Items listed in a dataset
[Begin]

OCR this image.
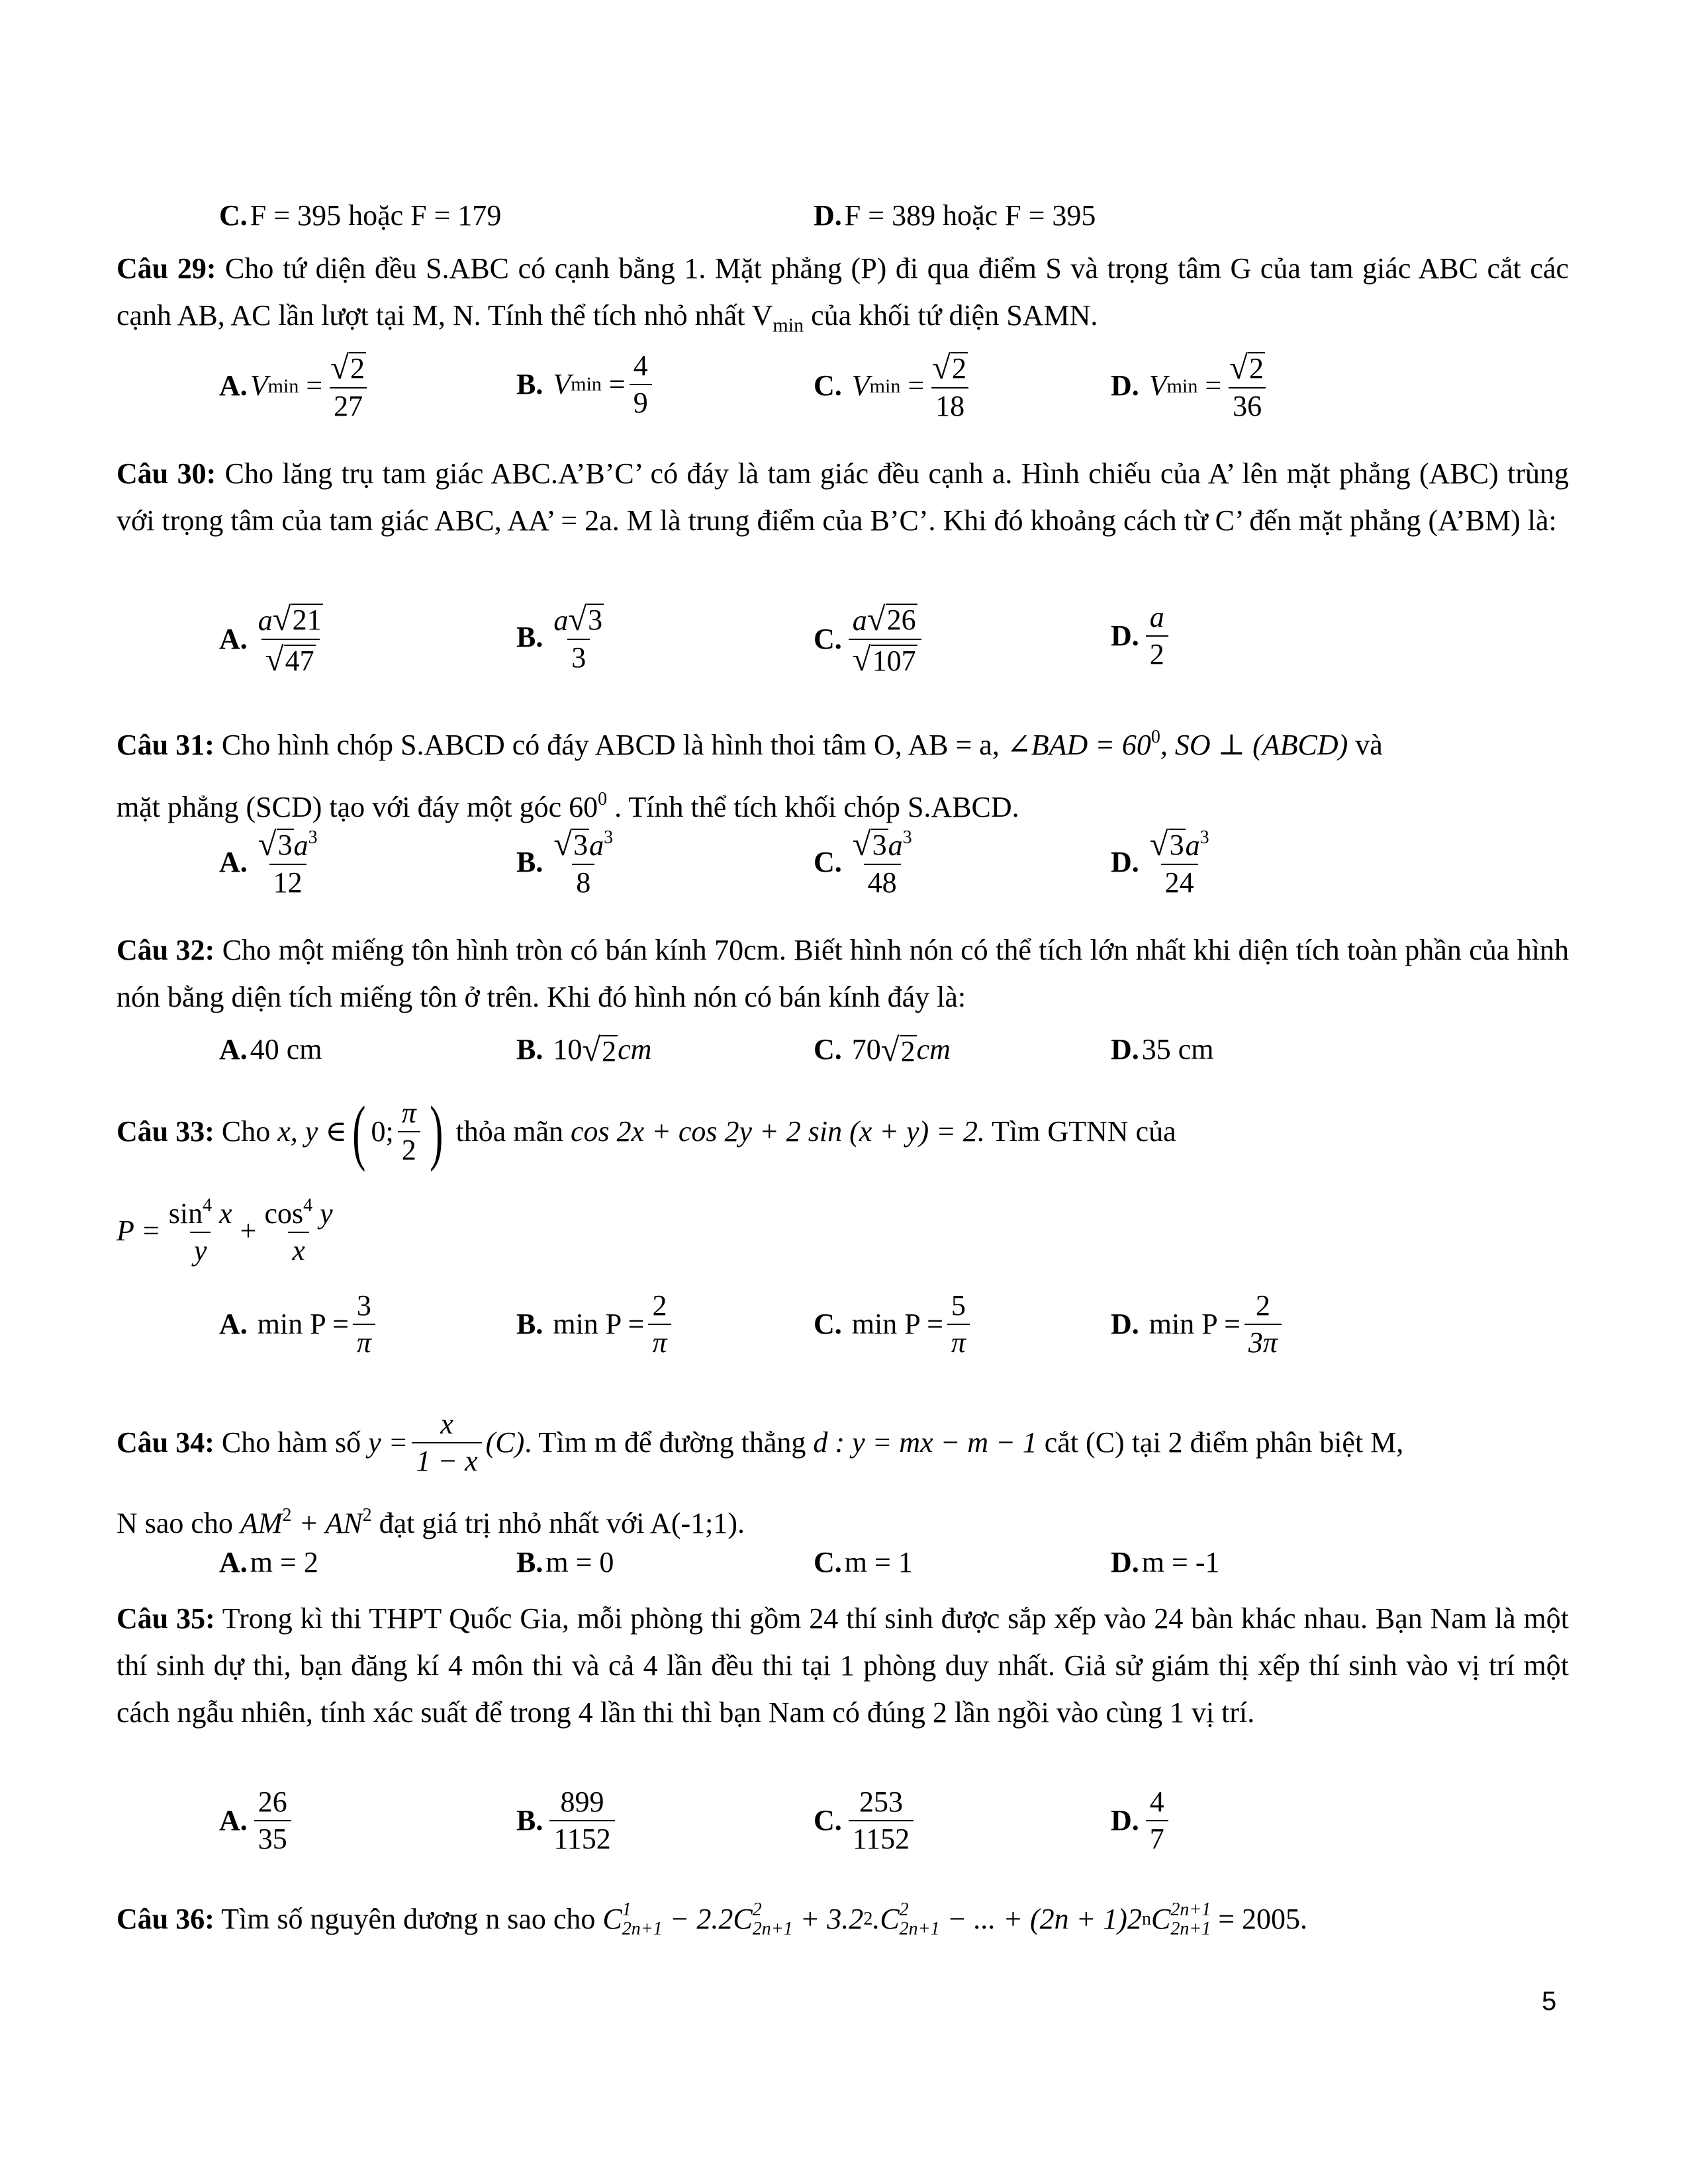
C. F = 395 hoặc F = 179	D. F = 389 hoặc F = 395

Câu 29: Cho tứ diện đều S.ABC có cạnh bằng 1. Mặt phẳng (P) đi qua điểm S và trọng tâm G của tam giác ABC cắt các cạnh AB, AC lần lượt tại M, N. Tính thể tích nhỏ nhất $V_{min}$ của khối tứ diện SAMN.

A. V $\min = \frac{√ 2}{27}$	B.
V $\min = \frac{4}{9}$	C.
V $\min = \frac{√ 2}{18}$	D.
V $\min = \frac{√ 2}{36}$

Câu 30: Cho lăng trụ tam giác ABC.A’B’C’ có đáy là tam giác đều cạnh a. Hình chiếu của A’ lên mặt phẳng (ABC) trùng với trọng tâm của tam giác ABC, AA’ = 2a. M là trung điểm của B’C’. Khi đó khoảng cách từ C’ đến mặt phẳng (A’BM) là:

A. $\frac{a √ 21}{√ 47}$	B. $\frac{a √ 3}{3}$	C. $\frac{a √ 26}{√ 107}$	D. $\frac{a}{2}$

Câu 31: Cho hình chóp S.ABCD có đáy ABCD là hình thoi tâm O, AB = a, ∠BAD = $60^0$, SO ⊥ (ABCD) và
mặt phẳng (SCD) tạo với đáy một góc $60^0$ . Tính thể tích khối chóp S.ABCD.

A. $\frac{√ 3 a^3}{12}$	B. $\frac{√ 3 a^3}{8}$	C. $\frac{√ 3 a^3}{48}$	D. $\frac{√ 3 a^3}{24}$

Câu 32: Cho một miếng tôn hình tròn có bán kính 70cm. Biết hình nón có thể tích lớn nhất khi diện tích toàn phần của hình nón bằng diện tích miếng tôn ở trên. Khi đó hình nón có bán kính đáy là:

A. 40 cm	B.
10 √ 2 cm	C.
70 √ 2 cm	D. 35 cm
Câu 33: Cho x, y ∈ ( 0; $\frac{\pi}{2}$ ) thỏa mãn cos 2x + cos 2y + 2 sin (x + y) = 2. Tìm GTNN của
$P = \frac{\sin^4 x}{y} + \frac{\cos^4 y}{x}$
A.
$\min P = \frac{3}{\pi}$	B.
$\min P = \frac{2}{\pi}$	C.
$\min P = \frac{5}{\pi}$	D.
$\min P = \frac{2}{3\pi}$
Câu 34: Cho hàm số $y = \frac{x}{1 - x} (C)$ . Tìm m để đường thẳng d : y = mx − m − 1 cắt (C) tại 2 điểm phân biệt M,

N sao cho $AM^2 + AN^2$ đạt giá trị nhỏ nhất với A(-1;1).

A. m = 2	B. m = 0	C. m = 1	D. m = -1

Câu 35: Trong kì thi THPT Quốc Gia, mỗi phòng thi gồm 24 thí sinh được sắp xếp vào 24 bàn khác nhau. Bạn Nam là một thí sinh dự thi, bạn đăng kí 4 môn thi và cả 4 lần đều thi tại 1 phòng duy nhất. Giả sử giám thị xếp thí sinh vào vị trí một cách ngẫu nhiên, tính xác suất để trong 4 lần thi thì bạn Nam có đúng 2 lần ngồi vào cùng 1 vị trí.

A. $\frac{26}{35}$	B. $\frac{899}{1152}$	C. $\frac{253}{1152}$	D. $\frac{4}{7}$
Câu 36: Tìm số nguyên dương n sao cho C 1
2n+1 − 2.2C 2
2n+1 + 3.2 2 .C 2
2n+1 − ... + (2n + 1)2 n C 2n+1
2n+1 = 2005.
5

[End]
[Begin]

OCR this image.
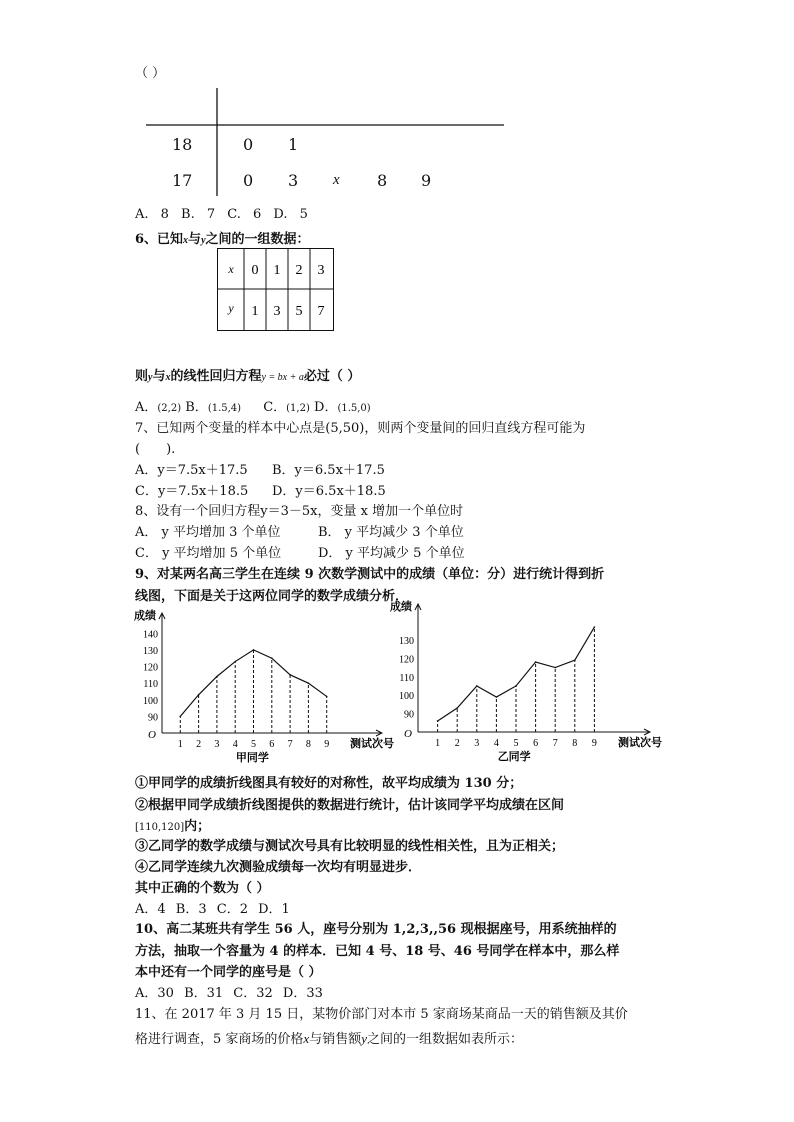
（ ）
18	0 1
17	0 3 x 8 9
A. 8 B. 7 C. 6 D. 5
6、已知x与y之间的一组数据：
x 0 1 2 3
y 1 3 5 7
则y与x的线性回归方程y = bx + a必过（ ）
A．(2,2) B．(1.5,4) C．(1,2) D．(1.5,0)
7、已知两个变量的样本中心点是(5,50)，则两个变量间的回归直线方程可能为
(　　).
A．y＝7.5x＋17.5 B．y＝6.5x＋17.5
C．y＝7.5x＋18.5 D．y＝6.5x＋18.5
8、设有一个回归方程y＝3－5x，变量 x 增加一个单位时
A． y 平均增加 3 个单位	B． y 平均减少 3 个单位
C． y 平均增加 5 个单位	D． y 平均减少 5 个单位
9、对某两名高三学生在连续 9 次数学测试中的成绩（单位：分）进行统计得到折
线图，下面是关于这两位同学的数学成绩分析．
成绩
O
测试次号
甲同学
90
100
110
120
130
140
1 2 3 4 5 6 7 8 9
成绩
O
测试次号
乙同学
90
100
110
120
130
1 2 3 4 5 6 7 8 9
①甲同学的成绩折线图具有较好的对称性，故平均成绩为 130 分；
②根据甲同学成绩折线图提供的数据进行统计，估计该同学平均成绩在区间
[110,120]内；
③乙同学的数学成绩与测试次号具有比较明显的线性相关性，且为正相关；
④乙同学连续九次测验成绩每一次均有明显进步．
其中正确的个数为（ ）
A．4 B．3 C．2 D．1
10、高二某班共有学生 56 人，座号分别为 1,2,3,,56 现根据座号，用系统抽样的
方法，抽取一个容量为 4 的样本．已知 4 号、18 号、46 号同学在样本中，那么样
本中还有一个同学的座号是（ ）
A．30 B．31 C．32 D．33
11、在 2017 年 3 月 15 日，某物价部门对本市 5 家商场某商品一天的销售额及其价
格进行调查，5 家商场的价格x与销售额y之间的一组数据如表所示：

[End]

**Prompt:** List each line in the listing that contains the string "nhất".

**Response to this exercise:**
Câu 29: Cho tứ diện đều S.ABC có cạnh bằng 1. Mặt phẳng (P) đi qua điểm S và trọng tâm G của tam giác ABC cắt các cạnh AB, AC lần lượt tại M, N. Tính thể tích nhỏ nhất $V_{min}$ của khối tứ diện SAMN.
Câu 32: Cho một miếng tôn hình tròn có bán kính 70cm. Biết hình nón có thể tích lớn nhất khi diện tích toàn phần của hình nón bằng diện tích miếng tôn ở trên. Khi đó hình nón có bán kính đáy là:
N sao cho $AM^2 + AN^2$ đạt giá trị nhỏ nhất với A(-1;1).
Câu 35: Trong kì thi THPT Quốc Gia, mỗi phòng thi gồm 24 thí sinh được sắp xếp vào 24 bàn khác nhau. Bạn Nam là một thí sinh dự thi, bạn đăng kí 4 môn thi và cả 4 lần đều thi tại 1 phòng duy nhất. Giả sử giám thị xếp thí sinh vào vị trí một cách ngẫu nhiên, tính xác suất để trong 4 lần thi thì bạn Nam có đúng 2 lần ngồi vào cùng 1 vị trí.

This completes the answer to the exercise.